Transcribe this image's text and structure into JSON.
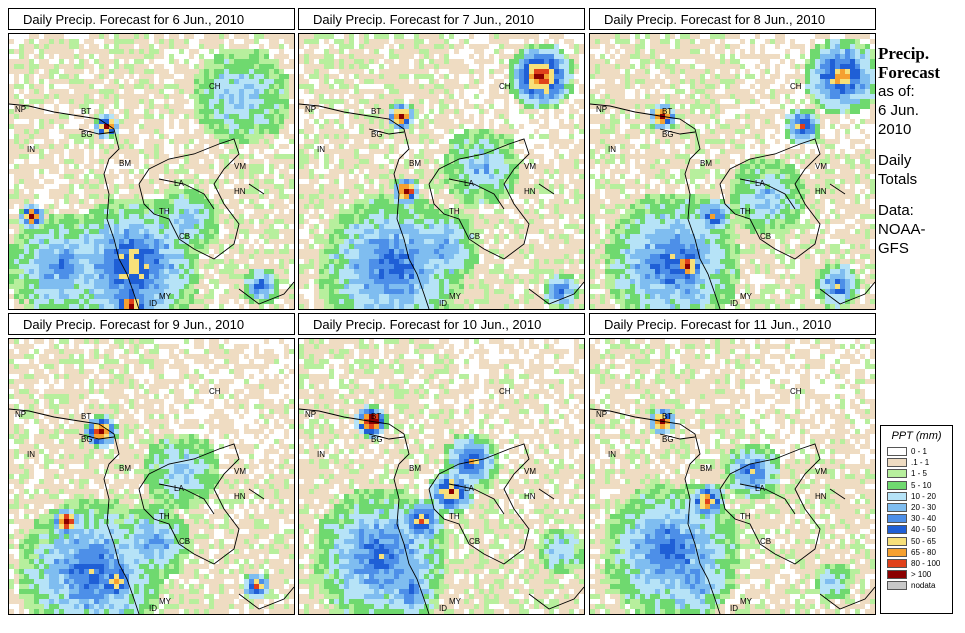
{
  "panels": [
    {
      "title": "Daily Precip. Forecast for  6 Jun., 2010"
    },
    {
      "title": "Daily Precip. Forecast for  7 Jun., 2010"
    },
    {
      "title": "Daily Precip. Forecast for  8 Jun., 2010"
    },
    {
      "title": "Daily Precip. Forecast for  9 Jun., 2010"
    },
    {
      "title": "Daily Precip. Forecast for  10 Jun., 2010"
    },
    {
      "title": "Daily Precip. Forecast for  11 Jun., 2010"
    }
  ],
  "map_labels": [
    "NP",
    "BT",
    "BG",
    "IN",
    "BM",
    "CH",
    "VM",
    "LA",
    "HN",
    "TH",
    "CB",
    "MY",
    "ID"
  ],
  "sidebar": {
    "heading1": "Precip.",
    "heading2": "Forecast",
    "line1": "as of:",
    "line2": "6 Jun.",
    "line3": "2010",
    "line4": "Daily",
    "line5": "Totals",
    "line6": "Data:",
    "line7": "NOAA-",
    "line8": "GFS"
  },
  "legend": {
    "title": "PPT (mm)",
    "items": [
      {
        "label": "0 - 1",
        "color": "#ffffff"
      },
      {
        "label": ".1 - 1",
        "color": "#efdcc2"
      },
      {
        "label": "1 - 5",
        "color": "#b7ef9d"
      },
      {
        "label": "5 - 10",
        "color": "#6fd96f"
      },
      {
        "label": "10 - 20",
        "color": "#b6e3f7"
      },
      {
        "label": "20 - 30",
        "color": "#7fbdf0"
      },
      {
        "label": "30 - 40",
        "color": "#4d8fe8"
      },
      {
        "label": "40 - 50",
        "color": "#1f5fd6"
      },
      {
        "label": "50 - 65",
        "color": "#f7e07a"
      },
      {
        "label": "65 - 80",
        "color": "#f5a030"
      },
      {
        "label": "80 - 100",
        "color": "#e0401a"
      },
      {
        "label": "> 100",
        "color": "#8b0000"
      },
      {
        "label": "nodata",
        "color": "#c8c8c8"
      }
    ]
  }
}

■ ■ ■ ■ ■

Written exercise. Locate the string "title" in the listing above and copy every line where it occurs.

The answer.
      "title": "Daily Precip. Forecast for  6 Jun., 2010"
      "title": "Daily Precip. Forecast for  7 Jun., 2010"
      "title": "Daily Precip. Forecast for  8 Jun., 2010"
      "title": "Daily Precip. Forecast for  9 Jun., 2010"
      "title": "Daily Precip. Forecast for  10 Jun., 2010"
      "title": "Daily Precip. Forecast for  11 Jun., 2010"
    "title": "PPT (mm)",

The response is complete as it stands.